▸ TASK DESCRIPTION:
Omit all pictures. Copy the rest of the material exactly.

** START EXTRACTED MATERIAL **

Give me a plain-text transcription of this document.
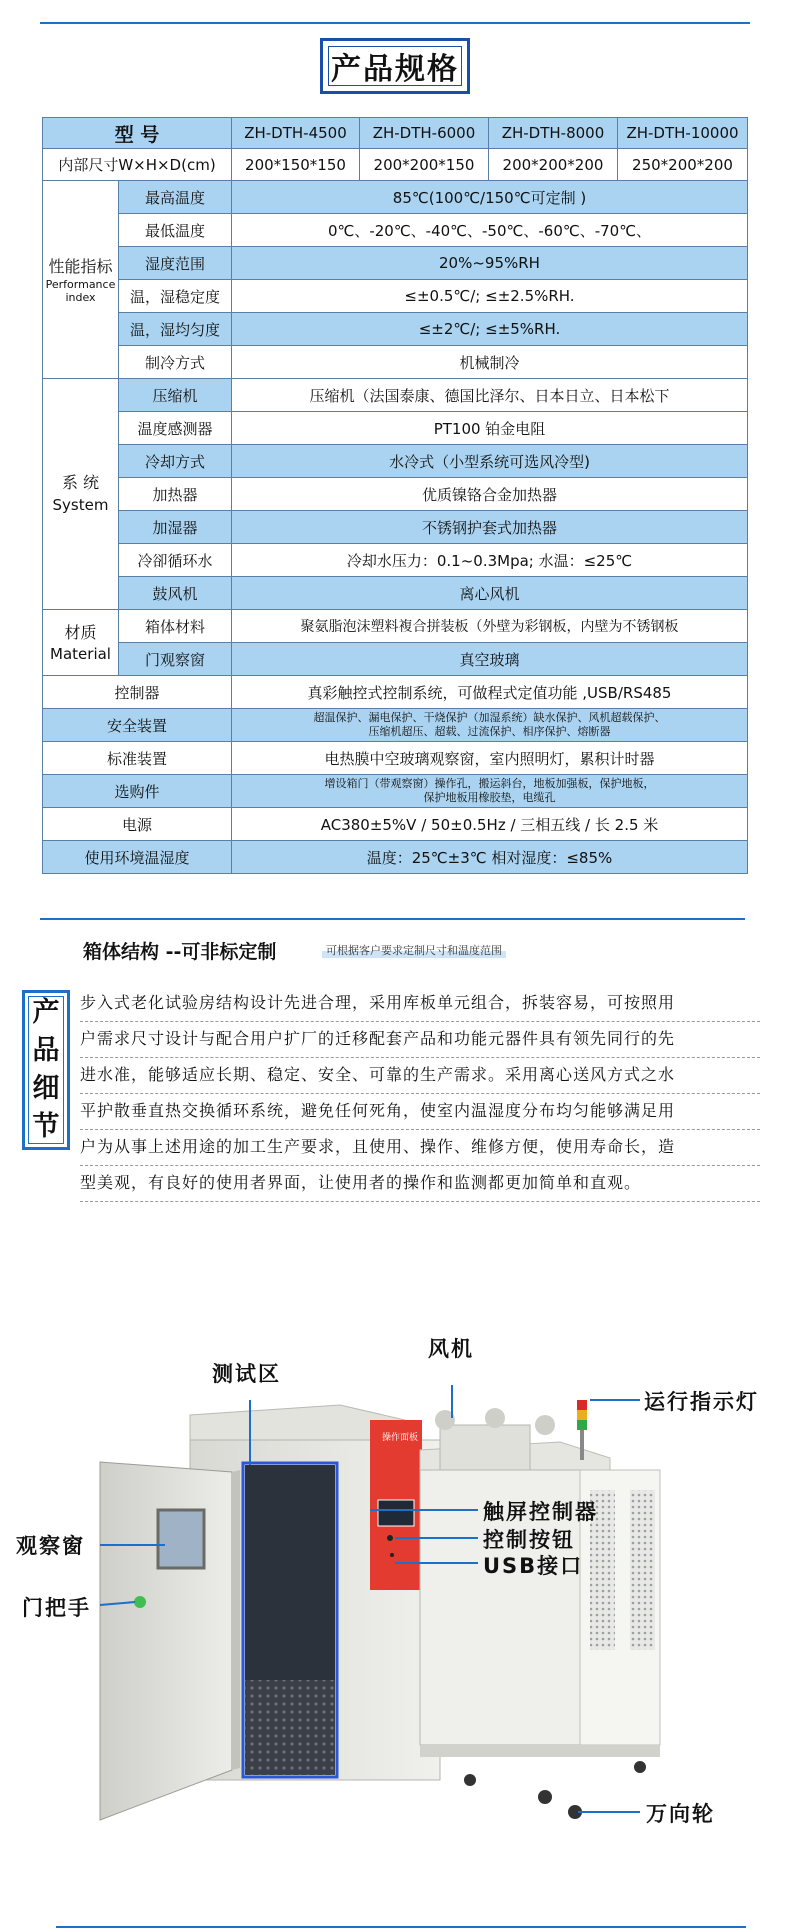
产品规格
型 号		ZH-DTH-4500	ZH-DTH-6000	ZH-DTH-8000	ZH-DTH-10000
内部尺寸W×H×D(cm)		200*150*150	200*200*150	200*200*200	250*200*200

性能指标
Performance index	最高温度	85℃(100℃/150℃可定制 )			
	最低温度	0℃、-20℃、-40℃、-50℃、-60℃、-70℃、			
	湿度范围	20%~95%RH			
	温，湿稳定度	≤±0.5℃/; ≤±2.5%RH.			
	温，湿均匀度	≤±2℃/; ≤±5%RH.			
	制冷方式	机械制冷			

系 统
System	压缩机	压缩机（法国泰康、德国比泽尔、日本日立、日本松下			
	温度感测器	PT100 铂金电阻			
	冷却方式	水冷式（小型系统可选风冷型)			
	加热器	优质镍铬合金加热器			
	加湿器	不锈钢护套式加热器			
	冷卻循环水	冷却水压力：0.1~0.3Mpa; 水温：≤25℃			
	鼓风机	离心风机			

材质
Material	箱体材料	聚氨脂泡沫塑料複合拼装板（外壁为彩钢板，内壁为不锈钢板			
	门观察窗	真空玻璃			
控制器		真彩触控式控制系统，可做程式定值功能 ,USB/RS485			
安全装置		超温保护、漏电保护、干烧保护（加湿系统）缺水保护、风机超载保护、
压缩机超压、超载、过流保护、相序保护、熔断器			

标准装置		电热膜中空玻璃观察窗，室内照明灯，累积计时器			
选购件		增设箱门（带观察窗）操作孔，搬运斜台，地板加强板，保护地板，
保护地板用橡胶垫，电缆孔			

电源		AC380±5%V / 50±0.5Hz / 三相五线 / 长 2.5 米			
使用环境温湿度		温度：25℃±3℃ 相对湿度：≤85%			
箱体结构 --可非标定制	可根据客户要求定制尺寸和温度范围
产
品
细
节
步入式老化试验房结构设计先进合理，采用库板单元组合，拆装容易，可按照用
户需求尺寸设计与配合用户扩厂的迁移配套产品和功能元器件具有领先同行的先
进水准，能够适应长期、稳定、安全、可靠的生产需求。采用离心送风方式之水
平护散垂直热交换循环系统，避免任何死角，使室内温湿度分布均匀能够满足用
户为从事上述用途的加工生产要求，且使用、操作、维修方便，使用寿命长，造
型美观，有良好的使用者界面，让使用者的操作和监测都更加简单和直观。
操作面板
测试区
风机
运行指示灯
观察窗
触屏控制器
控制按钮
USB接口
门把手
万向轮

** END EXTRACTED MATERIAL **

▸ SOLUTION BELOW:
Give me a plain-text transcription of this document.
产品规格
型 号		ZH-DTH-4500	ZH-DTH-6000	ZH-DTH-8000	ZH-DTH-10000
内部尺寸W×H×D(cm)		200*150*150	200*200*150	200*200*200	250*200*200

性能指标
Performance index	最高温度	85℃(100℃/150℃可定制 )			
	最低温度	0℃、-20℃、-40℃、-50℃、-60℃、-70℃、			
	湿度范围	20%~95%RH			
	温，湿稳定度	≤±0.5℃/; ≤±2.5%RH.			
	温，湿均匀度	≤±2℃/; ≤±5%RH.			
	制冷方式	机械制冷			

系 统
System	压缩机	压缩机（法国泰康、德国比泽尔、日本日立、日本松下			
	温度感测器	PT100 铂金电阻			
	冷却方式	水冷式（小型系统可选风冷型)			
	加热器	优质镍铬合金加热器			
	加湿器	不锈钢护套式加热器			
	冷卻循环水	冷却水压力：0.1~0.3Mpa; 水温：≤25℃			
	鼓风机	离心风机			

材质
Material	箱体材料	聚氨脂泡沫塑料複合拼装板（外壁为彩钢板，内壁为不锈钢板			
	门观察窗	真空玻璃			
控制器		真彩触控式控制系统，可做程式定值功能 ,USB/RS485			
安全装置		超温保护、漏电保护、干烧保护（加湿系统）缺水保护、风机超载保护、
压缩机超压、超载、过流保护、相序保护、熔断器			

标准装置		电热膜中空玻璃观察窗，室内照明灯，累积计时器			
选购件		增设箱门（带观察窗）操作孔，搬运斜台，地板加强板，保护地板，
保护地板用橡胶垫，电缆孔			

电源		AC380±5%V / 50±0.5Hz / 三相五线 / 长 2.5 米			
使用环境温湿度		温度：25℃±3℃ 相对湿度：≤85%			
箱体结构 --可非标定制	可根据客户要求定制尺寸和温度范围
产
品
细
节
步入式老化试验房结构设计先进合理，采用库板单元组合，拆装容易，可按照用
户需求尺寸设计与配合用户扩厂的迁移配套产品和功能元器件具有领先同行的先
进水准，能够适应长期、稳定、安全、可靠的生产需求。采用离心送风方式之水
平护散垂直热交换循环系统，避免任何死角，使室内温湿度分布均匀能够满足用
户为从事上述用途的加工生产要求，且使用、操作、维修方便，使用寿命长，造
型美观，有良好的使用者界面，让使用者的操作和监测都更加简单和直观。
操作面板
测试区
风机
运行指示灯
观察窗
触屏控制器
控制按钮
USB接口
门把手
万向轮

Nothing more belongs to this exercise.